- **DO THIS**: Repeat the entries below exactly as they appear, with no pictures.
[START OF DATA FOR THIS EXERCISE]
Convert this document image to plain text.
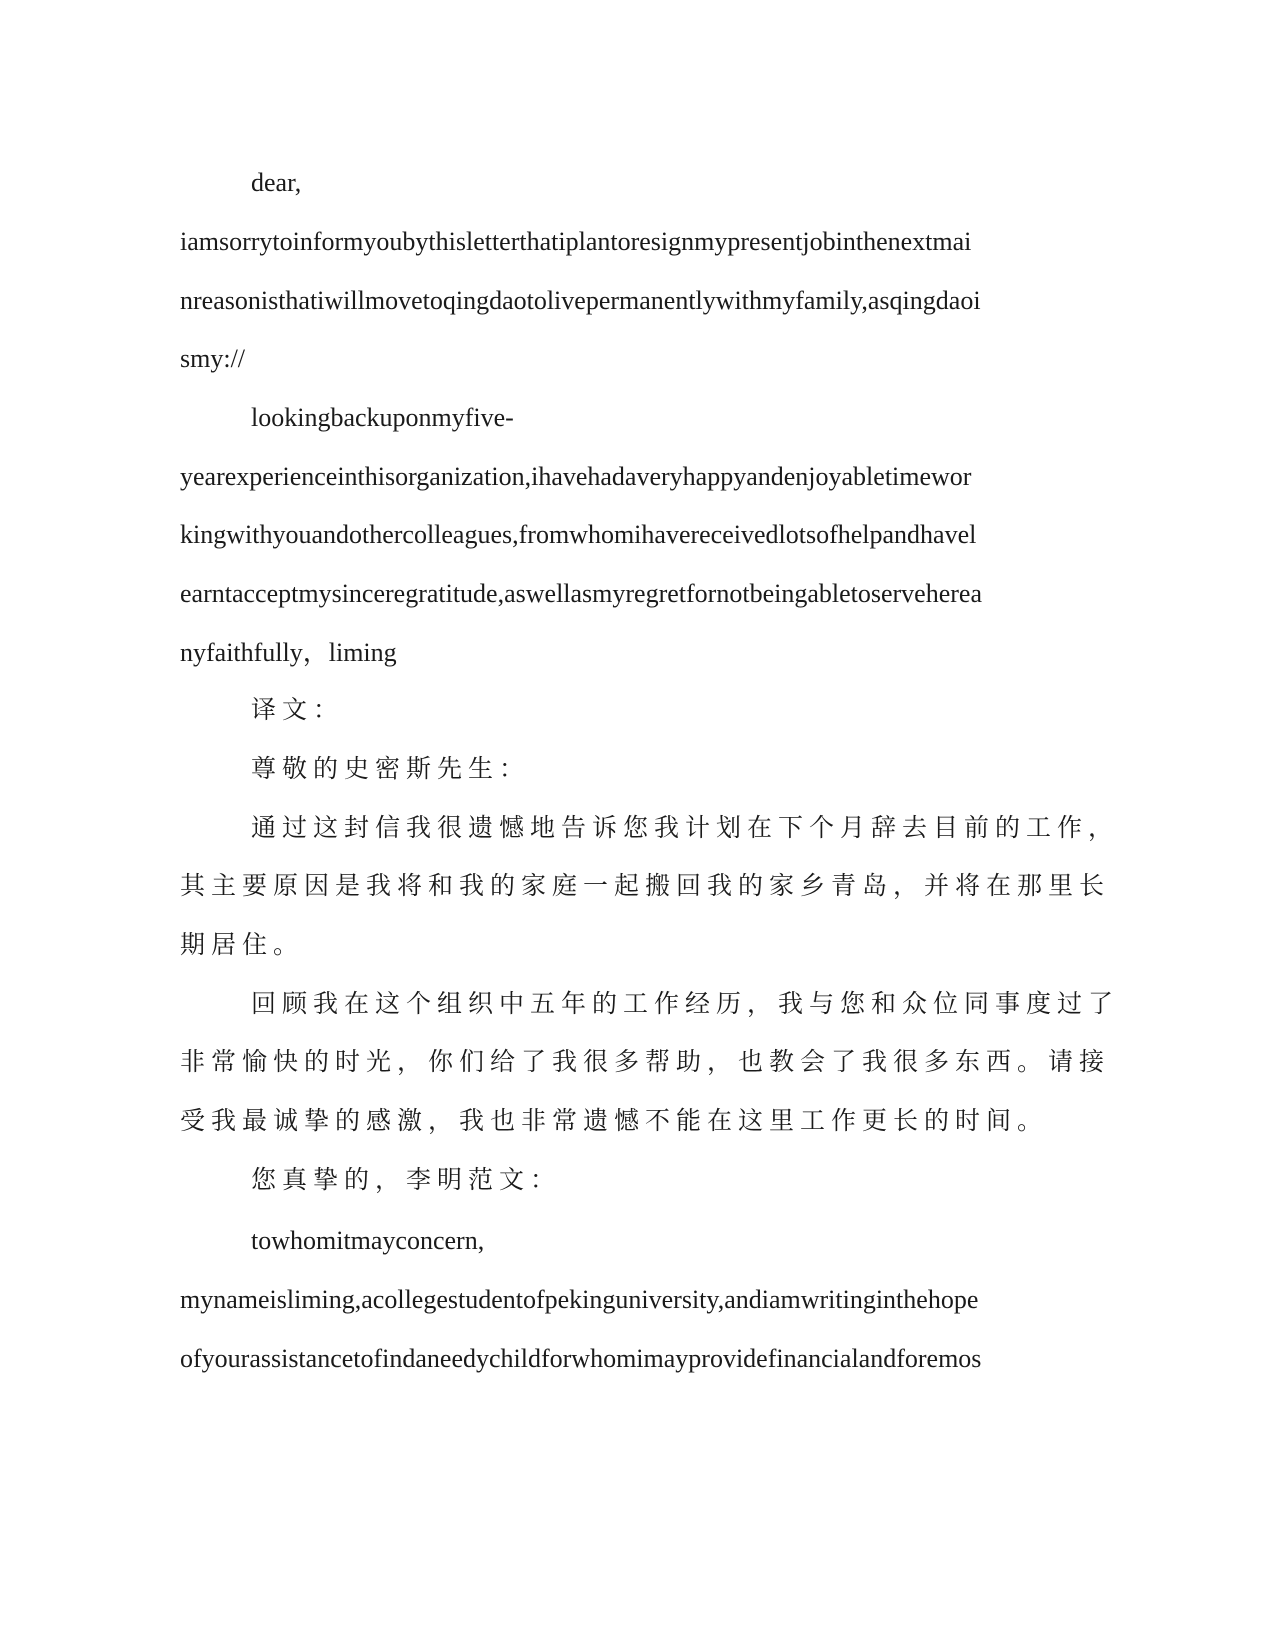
dear,

iamsorrytoinformyoubythisletterthatiplantoresignmypresentjobinthenextmai

nreasonisthatiwillmovetoqingdaotolivepermanentlywithmyfamily,asqingdaoi

smy://

lookingbackuponmyfive-

yearexperienceinthisorganization,ihavehadaveryhappyandenjoyabletimewor

kingwithyouandothercolleagues,fromwhomihavereceivedlotsofhelpandhavel

earntacceptmysinceregratitude,aswellasmyregretfornotbeingabletoserveherea

nyfaithfully，liming

译文：

尊敬的史密斯先生：

通过这封信我很遗憾地告诉您我计划在下个月辞去目前的工作，

其主要原因是我将和我的家庭一起搬回我的家乡青岛，并将在那里长

期居住。

回顾我在这个组织中五年的工作经历，我与您和众位同事度过了

非常愉快的时光，你们给了我很多帮助，也教会了我很多东西。请接

受我最诚挚的感激，我也非常遗憾不能在这里工作更长的时间。

您真挚的，李明范文：

towhomitmayconcern,

mynameisliming,acollegestudentofpekinguniversity,andiamwritinginthehope

ofyourassistancetofindaneedychildforwhomimayprovidefinancialandforemos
[END OF DATA FOR THIS EXERCISE]
- **EXERCISE ANSWER**:
Convert this document image to plain text.
dear,

iamsorrytoinformyoubythisletterthatiplantoresignmypresentjobinthenextmai

nreasonisthatiwillmovetoqingdaotolivepermanentlywithmyfamily,asqingdaoi

smy://

lookingbackuponmyfive-

yearexperienceinthisorganization,ihavehadaveryhappyandenjoyabletimewor

kingwithyouandothercolleagues,fromwhomihavereceivedlotsofhelpandhavel

earntacceptmysinceregratitude,aswellasmyregretfornotbeingabletoserveherea

nyfaithfully，liming

译文：

尊敬的史密斯先生：

通过这封信我很遗憾地告诉您我计划在下个月辞去目前的工作，

其主要原因是我将和我的家庭一起搬回我的家乡青岛，并将在那里长

期居住。

回顾我在这个组织中五年的工作经历，我与您和众位同事度过了

非常愉快的时光，你们给了我很多帮助，也教会了我很多东西。请接

受我最诚挚的感激，我也非常遗憾不能在这里工作更长的时间。

您真挚的，李明范文：

towhomitmayconcern,

mynameisliming,acollegestudentofpekinguniversity,andiamwritinginthehope

ofyourassistancetofindaneedychildforwhomimayprovidefinancialandforemos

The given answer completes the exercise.